- _Work to complete_
Return every entry exactly as written.

········

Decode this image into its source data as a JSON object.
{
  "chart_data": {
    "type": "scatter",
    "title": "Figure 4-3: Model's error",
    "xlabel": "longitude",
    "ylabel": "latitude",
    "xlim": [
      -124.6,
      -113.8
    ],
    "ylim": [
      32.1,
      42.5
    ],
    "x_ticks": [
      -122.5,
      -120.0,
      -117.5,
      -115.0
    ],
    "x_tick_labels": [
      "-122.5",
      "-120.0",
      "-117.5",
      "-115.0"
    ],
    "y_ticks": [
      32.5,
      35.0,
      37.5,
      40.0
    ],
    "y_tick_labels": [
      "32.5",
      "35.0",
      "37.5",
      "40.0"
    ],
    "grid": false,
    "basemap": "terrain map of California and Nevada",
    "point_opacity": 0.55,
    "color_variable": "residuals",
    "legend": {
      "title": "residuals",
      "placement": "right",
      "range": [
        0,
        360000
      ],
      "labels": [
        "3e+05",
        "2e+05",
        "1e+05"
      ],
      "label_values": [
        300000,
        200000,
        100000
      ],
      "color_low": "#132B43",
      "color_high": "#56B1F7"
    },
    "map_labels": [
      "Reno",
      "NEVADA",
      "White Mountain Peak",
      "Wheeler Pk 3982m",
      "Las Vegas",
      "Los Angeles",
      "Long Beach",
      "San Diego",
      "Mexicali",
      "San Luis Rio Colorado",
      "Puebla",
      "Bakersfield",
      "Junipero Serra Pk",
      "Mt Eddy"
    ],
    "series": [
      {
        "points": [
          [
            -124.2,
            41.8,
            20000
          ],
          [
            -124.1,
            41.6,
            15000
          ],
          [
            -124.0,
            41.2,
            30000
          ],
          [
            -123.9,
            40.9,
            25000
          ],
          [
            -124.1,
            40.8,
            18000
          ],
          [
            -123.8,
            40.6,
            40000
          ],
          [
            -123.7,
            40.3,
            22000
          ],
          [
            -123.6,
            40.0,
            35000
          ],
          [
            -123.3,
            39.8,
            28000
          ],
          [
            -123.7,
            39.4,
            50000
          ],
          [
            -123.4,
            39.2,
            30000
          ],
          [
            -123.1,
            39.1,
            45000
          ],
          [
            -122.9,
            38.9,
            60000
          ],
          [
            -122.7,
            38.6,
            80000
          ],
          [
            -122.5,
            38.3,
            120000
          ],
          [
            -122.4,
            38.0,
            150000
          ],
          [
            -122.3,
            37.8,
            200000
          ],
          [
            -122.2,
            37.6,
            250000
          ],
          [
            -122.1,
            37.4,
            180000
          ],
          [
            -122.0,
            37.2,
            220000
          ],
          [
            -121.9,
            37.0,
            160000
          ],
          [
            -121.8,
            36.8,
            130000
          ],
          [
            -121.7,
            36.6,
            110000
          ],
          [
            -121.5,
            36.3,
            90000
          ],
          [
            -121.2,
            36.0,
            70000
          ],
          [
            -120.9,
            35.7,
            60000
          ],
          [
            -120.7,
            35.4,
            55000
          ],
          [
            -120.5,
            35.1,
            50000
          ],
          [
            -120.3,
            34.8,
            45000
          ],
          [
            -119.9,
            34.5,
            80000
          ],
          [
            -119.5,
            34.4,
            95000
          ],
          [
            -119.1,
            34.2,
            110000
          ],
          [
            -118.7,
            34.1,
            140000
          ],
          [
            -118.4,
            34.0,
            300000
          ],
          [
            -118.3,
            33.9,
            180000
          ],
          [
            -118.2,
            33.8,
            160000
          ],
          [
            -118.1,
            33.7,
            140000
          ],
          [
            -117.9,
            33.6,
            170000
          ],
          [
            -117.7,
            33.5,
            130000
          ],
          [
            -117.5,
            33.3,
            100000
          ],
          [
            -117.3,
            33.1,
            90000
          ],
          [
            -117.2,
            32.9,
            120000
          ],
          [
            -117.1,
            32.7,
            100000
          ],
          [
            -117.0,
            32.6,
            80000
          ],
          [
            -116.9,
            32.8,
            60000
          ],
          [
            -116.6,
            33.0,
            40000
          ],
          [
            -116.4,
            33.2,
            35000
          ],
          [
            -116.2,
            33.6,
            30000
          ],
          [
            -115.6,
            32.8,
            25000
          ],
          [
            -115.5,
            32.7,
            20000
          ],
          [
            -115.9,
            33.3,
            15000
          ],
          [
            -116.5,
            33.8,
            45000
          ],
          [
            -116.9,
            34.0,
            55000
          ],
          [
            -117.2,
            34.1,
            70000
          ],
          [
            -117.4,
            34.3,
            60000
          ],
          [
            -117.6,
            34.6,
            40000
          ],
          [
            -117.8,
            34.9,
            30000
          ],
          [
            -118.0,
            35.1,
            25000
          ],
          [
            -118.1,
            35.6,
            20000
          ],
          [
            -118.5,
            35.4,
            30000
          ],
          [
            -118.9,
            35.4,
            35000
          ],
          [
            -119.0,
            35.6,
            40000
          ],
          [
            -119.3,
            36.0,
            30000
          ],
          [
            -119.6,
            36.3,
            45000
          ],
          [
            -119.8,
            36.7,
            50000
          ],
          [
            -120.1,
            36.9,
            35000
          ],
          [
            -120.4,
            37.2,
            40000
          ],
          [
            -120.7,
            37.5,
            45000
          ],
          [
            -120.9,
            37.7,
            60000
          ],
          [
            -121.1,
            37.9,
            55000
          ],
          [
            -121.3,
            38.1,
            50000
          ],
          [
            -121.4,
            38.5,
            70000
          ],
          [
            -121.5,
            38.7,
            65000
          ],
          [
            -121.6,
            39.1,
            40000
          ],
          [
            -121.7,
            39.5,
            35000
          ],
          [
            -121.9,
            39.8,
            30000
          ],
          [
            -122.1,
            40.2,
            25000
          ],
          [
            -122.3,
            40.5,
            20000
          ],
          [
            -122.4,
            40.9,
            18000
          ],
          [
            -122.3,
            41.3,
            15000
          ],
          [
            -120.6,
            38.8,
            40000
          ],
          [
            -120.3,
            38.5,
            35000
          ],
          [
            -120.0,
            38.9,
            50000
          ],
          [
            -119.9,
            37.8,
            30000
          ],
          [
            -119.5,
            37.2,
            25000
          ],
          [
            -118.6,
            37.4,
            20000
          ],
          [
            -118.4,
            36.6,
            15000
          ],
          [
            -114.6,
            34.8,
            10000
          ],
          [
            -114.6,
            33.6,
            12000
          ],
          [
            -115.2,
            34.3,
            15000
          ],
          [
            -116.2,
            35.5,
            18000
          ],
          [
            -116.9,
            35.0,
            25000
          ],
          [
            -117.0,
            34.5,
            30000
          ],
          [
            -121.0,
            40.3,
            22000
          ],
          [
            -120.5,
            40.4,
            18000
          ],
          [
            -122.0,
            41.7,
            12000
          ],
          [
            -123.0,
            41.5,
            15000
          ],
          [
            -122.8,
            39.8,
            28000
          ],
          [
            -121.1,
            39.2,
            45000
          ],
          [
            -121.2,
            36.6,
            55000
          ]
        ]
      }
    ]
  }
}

········

- _Task result_
Decode this image into its source data as a JSON object.
{
  "chart_data": {
    "type": "scatter",
    "title": "Figure 4-3: Model's error",
    "xlabel": "longitude",
    "ylabel": "latitude",
    "xlim": [
      -124.6,
      -113.8
    ],
    "ylim": [
      32.1,
      42.5
    ],
    "x_ticks": [
      -122.5,
      -120.0,
      -117.5,
      -115.0
    ],
    "x_tick_labels": [
      "-122.5",
      "-120.0",
      "-117.5",
      "-115.0"
    ],
    "y_ticks": [
      32.5,
      35.0,
      37.5,
      40.0
    ],
    "y_tick_labels": [
      "32.5",
      "35.0",
      "37.5",
      "40.0"
    ],
    "grid": false,
    "basemap": "terrain map of California and Nevada",
    "point_opacity": 0.55,
    "color_variable": "residuals",
    "legend": {
      "title": "residuals",
      "placement": "right",
      "range": [
        0,
        360000
      ],
      "labels": [
        "3e+05",
        "2e+05",
        "1e+05"
      ],
      "label_values": [
        300000,
        200000,
        100000
      ],
      "color_low": "#132B43",
      "color_high": "#56B1F7"
    },
    "map_labels": [
      "Reno",
      "NEVADA",
      "White Mountain Peak",
      "Wheeler Pk 3982m",
      "Las Vegas",
      "Los Angeles",
      "Long Beach",
      "San Diego",
      "Mexicali",
      "San Luis Rio Colorado",
      "Puebla",
      "Bakersfield",
      "Junipero Serra Pk",
      "Mt Eddy"
    ],
    "series": [
      {
        "points": [
          [
            -124.2,
            41.8,
            20000
          ],
          [
            -124.1,
            41.6,
            15000
          ],
          [
            -124.0,
            41.2,
            30000
          ],
          [
            -123.9,
            40.9,
            25000
          ],
          [
            -124.1,
            40.8,
            18000
          ],
          [
            -123.8,
            40.6,
            40000
          ],
          [
            -123.7,
            40.3,
            22000
          ],
          [
            -123.6,
            40.0,
            35000
          ],
          [
            -123.3,
            39.8,
            28000
          ],
          [
            -123.7,
            39.4,
            50000
          ],
          [
            -123.4,
            39.2,
            30000
          ],
          [
            -123.1,
            39.1,
            45000
          ],
          [
            -122.9,
            38.9,
            60000
          ],
          [
            -122.7,
            38.6,
            80000
          ],
          [
            -122.5,
            38.3,
            120000
          ],
          [
            -122.4,
            38.0,
            150000
          ],
          [
            -122.3,
            37.8,
            200000
          ],
          [
            -122.2,
            37.6,
            250000
          ],
          [
            -122.1,
            37.4,
            180000
          ],
          [
            -122.0,
            37.2,
            220000
          ],
          [
            -121.9,
            37.0,
            160000
          ],
          [
            -121.8,
            36.8,
            130000
          ],
          [
            -121.7,
            36.6,
            110000
          ],
          [
            -121.5,
            36.3,
            90000
          ],
          [
            -121.2,
            36.0,
            70000
          ],
          [
            -120.9,
            35.7,
            60000
          ],
          [
            -120.7,
            35.4,
            55000
          ],
          [
            -120.5,
            35.1,
            50000
          ],
          [
            -120.3,
            34.8,
            45000
          ],
          [
            -119.9,
            34.5,
            80000
          ],
          [
            -119.5,
            34.4,
            95000
          ],
          [
            -119.1,
            34.2,
            110000
          ],
          [
            -118.7,
            34.1,
            140000
          ],
          [
            -118.4,
            34.0,
            300000
          ],
          [
            -118.3,
            33.9,
            180000
          ],
          [
            -118.2,
            33.8,
            160000
          ],
          [
            -118.1,
            33.7,
            140000
          ],
          [
            -117.9,
            33.6,
            170000
          ],
          [
            -117.7,
            33.5,
            130000
          ],
          [
            -117.5,
            33.3,
            100000
          ],
          [
            -117.3,
            33.1,
            90000
          ],
          [
            -117.2,
            32.9,
            120000
          ],
          [
            -117.1,
            32.7,
            100000
          ],
          [
            -117.0,
            32.6,
            80000
          ],
          [
            -116.9,
            32.8,
            60000
          ],
          [
            -116.6,
            33.0,
            40000
          ],
          [
            -116.4,
            33.2,
            35000
          ],
          [
            -116.2,
            33.6,
            30000
          ],
          [
            -115.6,
            32.8,
            25000
          ],
          [
            -115.5,
            32.7,
            20000
          ],
          [
            -115.9,
            33.3,
            15000
          ],
          [
            -116.5,
            33.8,
            45000
          ],
          [
            -116.9,
            34.0,
            55000
          ],
          [
            -117.2,
            34.1,
            70000
          ],
          [
            -117.4,
            34.3,
            60000
          ],
          [
            -117.6,
            34.6,
            40000
          ],
          [
            -117.8,
            34.9,
            30000
          ],
          [
            -118.0,
            35.1,
            25000
          ],
          [
            -118.1,
            35.6,
            20000
          ],
          [
            -118.5,
            35.4,
            30000
          ],
          [
            -118.9,
            35.4,
            35000
          ],
          [
            -119.0,
            35.6,
            40000
          ],
          [
            -119.3,
            36.0,
            30000
          ],
          [
            -119.6,
            36.3,
            45000
          ],
          [
            -119.8,
            36.7,
            50000
          ],
          [
            -120.1,
            36.9,
            35000
          ],
          [
            -120.4,
            37.2,
            40000
          ],
          [
            -120.7,
            37.5,
            45000
          ],
          [
            -120.9,
            37.7,
            60000
          ],
          [
            -121.1,
            37.9,
            55000
          ],
          [
            -121.3,
            38.1,
            50000
          ],
          [
            -121.4,
            38.5,
            70000
          ],
          [
            -121.5,
            38.7,
            65000
          ],
          [
            -121.6,
            39.1,
            40000
          ],
          [
            -121.7,
            39.5,
            35000
          ],
          [
            -121.9,
            39.8,
            30000
          ],
          [
            -122.1,
            40.2,
            25000
          ],
          [
            -122.3,
            40.5,
            20000
          ],
          [
            -122.4,
            40.9,
            18000
          ],
          [
            -122.3,
            41.3,
            15000
          ],
          [
            -120.6,
            38.8,
            40000
          ],
          [
            -120.3,
            38.5,
            35000
          ],
          [
            -120.0,
            38.9,
            50000
          ],
          [
            -119.9,
            37.8,
            30000
          ],
          [
            -119.5,
            37.2,
            25000
          ],
          [
            -118.6,
            37.4,
            20000
          ],
          [
            -118.4,
            36.6,
            15000
          ],
          [
            -114.6,
            34.8,
            10000
          ],
          [
            -114.6,
            33.6,
            12000
          ],
          [
            -115.2,
            34.3,
            15000
          ],
          [
            -116.2,
            35.5,
            18000
          ],
          [
            -116.9,
            35.0,
            25000
          ],
          [
            -117.0,
            34.5,
            30000
          ],
          [
            -121.0,
            40.3,
            22000
          ],
          [
            -120.5,
            40.4,
            18000
          ],
          [
            -122.0,
            41.7,
            12000
          ],
          [
            -123.0,
            41.5,
            15000
          ],
          [
            -122.8,
            39.8,
            28000
          ],
          [
            -121.1,
            39.2,
            45000
          ],
          [
            -121.2,
            36.6,
            55000
          ]
        ]
      }
    ]
  }
}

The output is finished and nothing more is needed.